Below are records. Copy every line with "this" in it.

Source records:
________________________________________

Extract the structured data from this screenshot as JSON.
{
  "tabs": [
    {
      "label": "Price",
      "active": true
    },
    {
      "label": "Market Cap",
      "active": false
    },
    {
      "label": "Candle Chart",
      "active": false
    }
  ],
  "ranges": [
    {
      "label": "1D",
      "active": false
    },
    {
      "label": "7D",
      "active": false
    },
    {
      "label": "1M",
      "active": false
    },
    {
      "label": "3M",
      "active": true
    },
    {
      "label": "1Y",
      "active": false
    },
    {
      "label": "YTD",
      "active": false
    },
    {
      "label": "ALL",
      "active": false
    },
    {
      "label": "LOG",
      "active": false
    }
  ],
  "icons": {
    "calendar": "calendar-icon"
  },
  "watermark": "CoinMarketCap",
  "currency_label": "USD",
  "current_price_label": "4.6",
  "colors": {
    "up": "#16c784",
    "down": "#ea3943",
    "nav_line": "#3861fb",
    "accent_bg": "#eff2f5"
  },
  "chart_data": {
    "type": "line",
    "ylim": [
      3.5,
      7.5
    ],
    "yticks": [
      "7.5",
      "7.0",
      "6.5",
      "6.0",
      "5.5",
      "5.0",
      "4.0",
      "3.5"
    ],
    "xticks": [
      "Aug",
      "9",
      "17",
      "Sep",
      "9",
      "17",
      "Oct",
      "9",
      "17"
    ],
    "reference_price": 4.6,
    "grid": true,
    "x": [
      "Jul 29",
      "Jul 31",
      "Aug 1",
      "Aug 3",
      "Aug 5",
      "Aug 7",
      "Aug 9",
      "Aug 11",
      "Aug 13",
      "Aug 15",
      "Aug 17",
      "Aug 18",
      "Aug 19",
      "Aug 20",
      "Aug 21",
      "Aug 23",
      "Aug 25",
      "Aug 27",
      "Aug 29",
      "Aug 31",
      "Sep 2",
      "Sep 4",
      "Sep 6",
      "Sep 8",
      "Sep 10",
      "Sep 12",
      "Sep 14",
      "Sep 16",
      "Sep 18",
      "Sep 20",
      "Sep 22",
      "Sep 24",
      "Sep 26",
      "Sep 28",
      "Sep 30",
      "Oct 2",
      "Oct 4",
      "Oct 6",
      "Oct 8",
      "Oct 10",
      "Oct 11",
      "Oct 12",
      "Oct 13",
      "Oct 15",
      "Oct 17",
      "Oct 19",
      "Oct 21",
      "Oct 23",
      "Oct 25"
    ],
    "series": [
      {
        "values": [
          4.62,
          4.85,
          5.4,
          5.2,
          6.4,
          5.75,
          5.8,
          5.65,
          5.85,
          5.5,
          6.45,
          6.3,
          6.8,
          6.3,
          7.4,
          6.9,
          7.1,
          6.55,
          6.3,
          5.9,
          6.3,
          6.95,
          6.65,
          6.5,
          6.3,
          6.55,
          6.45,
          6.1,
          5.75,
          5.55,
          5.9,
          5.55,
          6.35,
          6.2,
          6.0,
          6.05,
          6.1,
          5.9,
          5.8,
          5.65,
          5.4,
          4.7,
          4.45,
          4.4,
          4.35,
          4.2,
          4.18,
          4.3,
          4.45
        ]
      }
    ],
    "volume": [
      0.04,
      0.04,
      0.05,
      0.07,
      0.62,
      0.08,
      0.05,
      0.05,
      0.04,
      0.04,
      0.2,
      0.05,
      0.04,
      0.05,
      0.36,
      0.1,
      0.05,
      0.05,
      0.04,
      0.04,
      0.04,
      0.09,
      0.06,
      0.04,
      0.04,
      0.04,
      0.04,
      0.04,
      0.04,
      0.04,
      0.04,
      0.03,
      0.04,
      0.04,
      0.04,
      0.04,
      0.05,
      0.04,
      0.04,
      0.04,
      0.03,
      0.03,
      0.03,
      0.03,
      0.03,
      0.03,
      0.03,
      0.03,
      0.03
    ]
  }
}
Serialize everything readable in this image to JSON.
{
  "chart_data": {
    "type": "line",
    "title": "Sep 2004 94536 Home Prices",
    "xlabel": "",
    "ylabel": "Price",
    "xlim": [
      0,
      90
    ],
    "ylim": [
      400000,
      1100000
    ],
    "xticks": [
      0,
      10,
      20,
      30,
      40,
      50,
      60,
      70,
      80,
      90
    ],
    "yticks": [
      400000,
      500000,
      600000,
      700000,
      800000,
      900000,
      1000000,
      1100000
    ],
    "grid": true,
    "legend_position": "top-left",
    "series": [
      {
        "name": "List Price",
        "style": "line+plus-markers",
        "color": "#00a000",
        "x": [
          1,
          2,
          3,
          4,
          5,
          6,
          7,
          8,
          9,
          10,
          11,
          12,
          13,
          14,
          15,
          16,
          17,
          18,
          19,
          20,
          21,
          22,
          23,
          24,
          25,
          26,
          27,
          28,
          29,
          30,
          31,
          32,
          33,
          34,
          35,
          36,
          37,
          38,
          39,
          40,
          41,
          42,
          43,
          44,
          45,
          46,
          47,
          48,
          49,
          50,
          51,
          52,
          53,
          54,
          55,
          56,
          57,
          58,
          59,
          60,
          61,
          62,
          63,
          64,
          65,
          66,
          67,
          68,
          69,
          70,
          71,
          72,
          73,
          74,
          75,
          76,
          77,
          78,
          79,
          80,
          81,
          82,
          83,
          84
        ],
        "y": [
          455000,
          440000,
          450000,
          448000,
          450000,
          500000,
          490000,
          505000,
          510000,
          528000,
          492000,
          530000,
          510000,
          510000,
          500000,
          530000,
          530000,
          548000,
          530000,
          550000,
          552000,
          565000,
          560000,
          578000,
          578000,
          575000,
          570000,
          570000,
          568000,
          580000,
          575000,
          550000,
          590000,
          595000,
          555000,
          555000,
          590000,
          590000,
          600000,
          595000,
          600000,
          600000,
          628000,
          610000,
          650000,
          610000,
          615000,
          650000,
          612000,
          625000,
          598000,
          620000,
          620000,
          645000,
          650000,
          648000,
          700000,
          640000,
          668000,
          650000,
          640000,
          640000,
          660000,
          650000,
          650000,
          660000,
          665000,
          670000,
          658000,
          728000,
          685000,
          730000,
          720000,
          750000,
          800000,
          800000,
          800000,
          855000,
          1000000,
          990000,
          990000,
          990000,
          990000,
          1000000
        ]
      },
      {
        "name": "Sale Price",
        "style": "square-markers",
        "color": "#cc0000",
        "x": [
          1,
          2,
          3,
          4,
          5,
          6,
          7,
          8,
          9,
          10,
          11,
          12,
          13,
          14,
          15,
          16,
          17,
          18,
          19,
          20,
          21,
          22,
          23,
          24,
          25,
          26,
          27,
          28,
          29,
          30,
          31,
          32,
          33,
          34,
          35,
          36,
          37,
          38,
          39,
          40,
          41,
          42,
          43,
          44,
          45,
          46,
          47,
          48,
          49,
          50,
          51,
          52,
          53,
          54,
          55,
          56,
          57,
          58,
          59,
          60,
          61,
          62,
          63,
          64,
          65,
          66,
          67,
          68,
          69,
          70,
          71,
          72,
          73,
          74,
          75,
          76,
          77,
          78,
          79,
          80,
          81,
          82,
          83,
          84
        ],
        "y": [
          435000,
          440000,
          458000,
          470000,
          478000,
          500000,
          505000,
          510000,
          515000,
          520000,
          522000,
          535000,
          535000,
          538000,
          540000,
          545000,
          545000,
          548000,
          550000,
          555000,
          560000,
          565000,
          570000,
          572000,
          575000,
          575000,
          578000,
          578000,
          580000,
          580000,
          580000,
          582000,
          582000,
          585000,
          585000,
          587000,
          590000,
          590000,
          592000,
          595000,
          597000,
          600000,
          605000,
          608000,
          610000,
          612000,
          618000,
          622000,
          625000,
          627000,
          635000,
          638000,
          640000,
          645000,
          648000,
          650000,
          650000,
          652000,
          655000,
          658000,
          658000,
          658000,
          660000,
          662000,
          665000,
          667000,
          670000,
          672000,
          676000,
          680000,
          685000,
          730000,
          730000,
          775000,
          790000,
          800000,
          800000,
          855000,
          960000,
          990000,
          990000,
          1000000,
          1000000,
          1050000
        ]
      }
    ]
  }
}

________________________________________

Output below:
Extract the structured data from this screenshot as JSON.
Serialize everything readable in this image to JSON.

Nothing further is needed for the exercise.